> _RECORDS_
==================================================

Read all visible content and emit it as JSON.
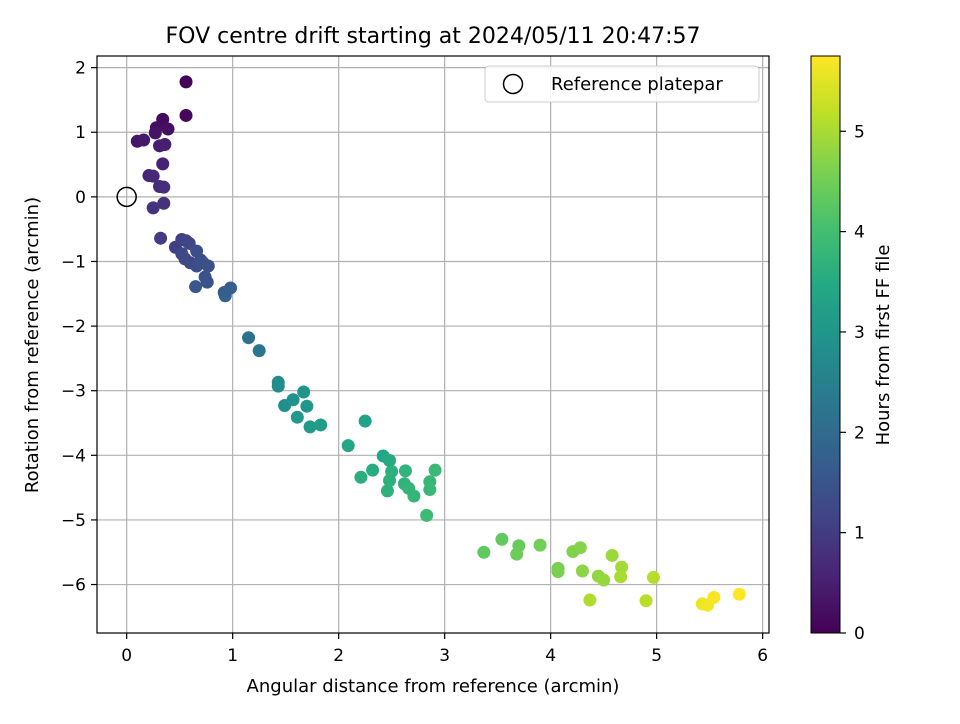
{
  "chart_data": {
    "type": "scatter",
    "title": "FOV centre drift starting at 2024/05/11 20:47:57",
    "xlabel": "Angular distance from reference (arcmin)",
    "ylabel": "Rotation from reference (arcmin)",
    "xlim": [
      -0.28,
      6.06
    ],
    "ylim": [
      -6.75,
      2.18
    ],
    "xticks": [
      0,
      1,
      2,
      3,
      4,
      5,
      6
    ],
    "yticks": [
      2,
      1,
      0,
      -1,
      -2,
      -3,
      -4,
      -5,
      -6
    ],
    "xtick_labels": [
      "0",
      "1",
      "2",
      "3",
      "4",
      "5",
      "6"
    ],
    "ytick_labels": [
      "2",
      "1",
      "0",
      "−1",
      "−2",
      "−3",
      "−4",
      "−5",
      "−6"
    ],
    "grid": true,
    "legend": {
      "position": "top-right",
      "label": "Reference platepar"
    },
    "reference_point": {
      "x": 0,
      "y": 0
    },
    "colorbar": {
      "label": "Hours from first FF file",
      "range": [
        0,
        5.75
      ],
      "ticks": [
        0,
        1,
        2,
        3,
        4,
        5
      ],
      "tick_labels": [
        "0",
        "1",
        "2",
        "3",
        "4",
        "5"
      ],
      "colormap": "viridis"
    },
    "points": [
      {
        "x": 0.56,
        "y": 1.78,
        "c": 0.05
      },
      {
        "x": 0.56,
        "y": 1.26,
        "c": 0.1
      },
      {
        "x": 0.34,
        "y": 1.2,
        "c": 0.15
      },
      {
        "x": 0.28,
        "y": 1.07,
        "c": 0.2
      },
      {
        "x": 0.39,
        "y": 1.05,
        "c": 0.25
      },
      {
        "x": 0.27,
        "y": 0.99,
        "c": 0.3
      },
      {
        "x": 0.1,
        "y": 0.86,
        "c": 0.35
      },
      {
        "x": 0.16,
        "y": 0.88,
        "c": 0.4
      },
      {
        "x": 0.31,
        "y": 0.79,
        "c": 0.45
      },
      {
        "x": 0.36,
        "y": 0.81,
        "c": 0.5
      },
      {
        "x": 0.34,
        "y": 0.51,
        "c": 0.55
      },
      {
        "x": 0.21,
        "y": 0.33,
        "c": 0.6
      },
      {
        "x": 0.25,
        "y": 0.32,
        "c": 0.65
      },
      {
        "x": 0.31,
        "y": 0.16,
        "c": 0.7
      },
      {
        "x": 0.35,
        "y": 0.15,
        "c": 0.75
      },
      {
        "x": 0.35,
        "y": -0.1,
        "c": 0.8
      },
      {
        "x": 0.25,
        "y": -0.17,
        "c": 0.85
      },
      {
        "x": 0.32,
        "y": -0.64,
        "c": 1.0
      },
      {
        "x": 0.46,
        "y": -0.78,
        "c": 1.05
      },
      {
        "x": 0.52,
        "y": -0.66,
        "c": 1.1
      },
      {
        "x": 0.56,
        "y": -0.68,
        "c": 1.15
      },
      {
        "x": 0.59,
        "y": -0.72,
        "c": 1.2
      },
      {
        "x": 0.52,
        "y": -0.88,
        "c": 1.22
      },
      {
        "x": 0.55,
        "y": -0.96,
        "c": 1.25
      },
      {
        "x": 0.6,
        "y": -1.02,
        "c": 1.28
      },
      {
        "x": 0.66,
        "y": -1.07,
        "c": 1.3
      },
      {
        "x": 0.7,
        "y": -0.98,
        "c": 1.32
      },
      {
        "x": 0.66,
        "y": -0.84,
        "c": 1.35
      },
      {
        "x": 0.72,
        "y": -1.02,
        "c": 1.38
      },
      {
        "x": 0.77,
        "y": -1.07,
        "c": 1.4
      },
      {
        "x": 0.74,
        "y": -1.24,
        "c": 1.45
      },
      {
        "x": 0.76,
        "y": -1.32,
        "c": 1.5
      },
      {
        "x": 0.65,
        "y": -1.39,
        "c": 1.55
      },
      {
        "x": 0.92,
        "y": -1.48,
        "c": 1.65
      },
      {
        "x": 0.98,
        "y": -1.41,
        "c": 1.7
      },
      {
        "x": 0.93,
        "y": -1.53,
        "c": 1.75
      },
      {
        "x": 1.15,
        "y": -2.18,
        "c": 2.15
      },
      {
        "x": 1.25,
        "y": -2.38,
        "c": 2.25
      },
      {
        "x": 1.43,
        "y": -2.87,
        "c": 2.75
      },
      {
        "x": 1.43,
        "y": -2.93,
        "c": 2.8
      },
      {
        "x": 1.49,
        "y": -3.23,
        "c": 2.85
      },
      {
        "x": 1.57,
        "y": -3.14,
        "c": 2.9
      },
      {
        "x": 1.67,
        "y": -3.02,
        "c": 2.95
      },
      {
        "x": 1.7,
        "y": -3.24,
        "c": 3.0
      },
      {
        "x": 1.61,
        "y": -3.41,
        "c": 3.05
      },
      {
        "x": 1.73,
        "y": -3.56,
        "c": 3.1
      },
      {
        "x": 1.83,
        "y": -3.53,
        "c": 3.15
      },
      {
        "x": 2.25,
        "y": -3.47,
        "c": 3.3
      },
      {
        "x": 2.09,
        "y": -3.85,
        "c": 3.4
      },
      {
        "x": 2.42,
        "y": -4.01,
        "c": 3.45
      },
      {
        "x": 2.48,
        "y": -4.08,
        "c": 3.5
      },
      {
        "x": 2.32,
        "y": -4.23,
        "c": 3.55
      },
      {
        "x": 2.21,
        "y": -4.34,
        "c": 3.6
      },
      {
        "x": 2.5,
        "y": -4.25,
        "c": 3.62
      },
      {
        "x": 2.48,
        "y": -4.39,
        "c": 3.65
      },
      {
        "x": 2.46,
        "y": -4.55,
        "c": 3.68
      },
      {
        "x": 2.62,
        "y": -4.44,
        "c": 3.7
      },
      {
        "x": 2.63,
        "y": -4.24,
        "c": 3.72
      },
      {
        "x": 2.66,
        "y": -4.51,
        "c": 3.75
      },
      {
        "x": 2.71,
        "y": -4.63,
        "c": 3.78
      },
      {
        "x": 2.86,
        "y": -4.41,
        "c": 3.8
      },
      {
        "x": 2.86,
        "y": -4.53,
        "c": 3.82
      },
      {
        "x": 2.91,
        "y": -4.23,
        "c": 3.85
      },
      {
        "x": 2.83,
        "y": -4.93,
        "c": 3.9
      },
      {
        "x": 3.37,
        "y": -5.5,
        "c": 4.3
      },
      {
        "x": 3.54,
        "y": -5.3,
        "c": 4.35
      },
      {
        "x": 3.7,
        "y": -5.4,
        "c": 4.4
      },
      {
        "x": 3.68,
        "y": -5.53,
        "c": 4.45
      },
      {
        "x": 3.9,
        "y": -5.39,
        "c": 4.5
      },
      {
        "x": 4.07,
        "y": -5.75,
        "c": 4.55
      },
      {
        "x": 4.07,
        "y": -5.8,
        "c": 4.6
      },
      {
        "x": 4.21,
        "y": -5.49,
        "c": 4.65
      },
      {
        "x": 4.28,
        "y": -5.43,
        "c": 4.7
      },
      {
        "x": 4.3,
        "y": -5.79,
        "c": 4.75
      },
      {
        "x": 4.45,
        "y": -5.87,
        "c": 4.8
      },
      {
        "x": 4.5,
        "y": -5.93,
        "c": 4.85
      },
      {
        "x": 4.58,
        "y": -5.55,
        "c": 4.9
      },
      {
        "x": 4.67,
        "y": -5.73,
        "c": 4.95
      },
      {
        "x": 4.66,
        "y": -5.88,
        "c": 5.0
      },
      {
        "x": 4.37,
        "y": -6.24,
        "c": 5.05
      },
      {
        "x": 4.97,
        "y": -5.89,
        "c": 5.1
      },
      {
        "x": 4.9,
        "y": -6.25,
        "c": 5.15
      },
      {
        "x": 5.43,
        "y": -6.3,
        "c": 5.6
      },
      {
        "x": 5.48,
        "y": -6.32,
        "c": 5.65
      },
      {
        "x": 5.54,
        "y": -6.2,
        "c": 5.7
      },
      {
        "x": 5.78,
        "y": -6.15,
        "c": 5.75
      }
    ]
  }
}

==================================================

Your task is to collect every line above that contains the word "from".

> _PROBLEM SOLUTION_
    "xlabel": "Angular distance from reference (arcmin)",
    "ylabel": "Rotation from reference (arcmin)",
      "label": "Hours from first FF file",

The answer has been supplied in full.